DATA FOR THIS EXERCISE
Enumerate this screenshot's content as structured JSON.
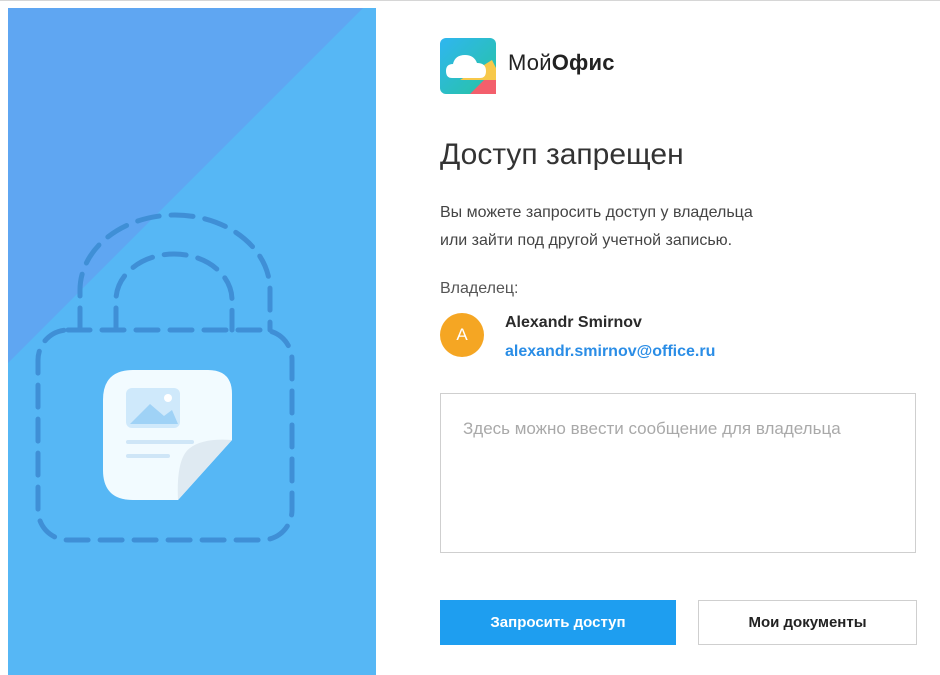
{
  "brand": {
    "prefix": "Мой",
    "bold": "Офис",
    "logo_icon": "cloud-logo-icon"
  },
  "illustration": {
    "lock_icon": "dashed-lock-icon",
    "document_icon": "image-document-icon"
  },
  "dialog": {
    "title": "Доступ запрещен",
    "description_line1": "Вы можете запросить доступ у владельца",
    "description_line2": "или зайти под другой учетной записью.",
    "owner_label": "Владелец:"
  },
  "owner": {
    "avatar_initial": "A",
    "name": "Alexandr Smirnov",
    "email": "alexandr.smirnov@office.ru"
  },
  "message": {
    "placeholder": "Здесь можно ввести сообщение для владельца",
    "value": ""
  },
  "buttons": {
    "request": "Запросить доступ",
    "my_documents": "Мои документы"
  },
  "colors": {
    "panel_light": "#56b7f5",
    "panel_dark": "#4aa9ef",
    "primary_button": "#1e9ef0",
    "link": "#2a8de6",
    "avatar": "#f5a623"
  }
}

STATED GOAL
Pull out every line above that holds the word "владельца".

EXPECTED OUTPUT
    "description_line1": "Вы можете запросить доступ у владельца",
    "placeholder": "Здесь можно ввести сообщение для владельца",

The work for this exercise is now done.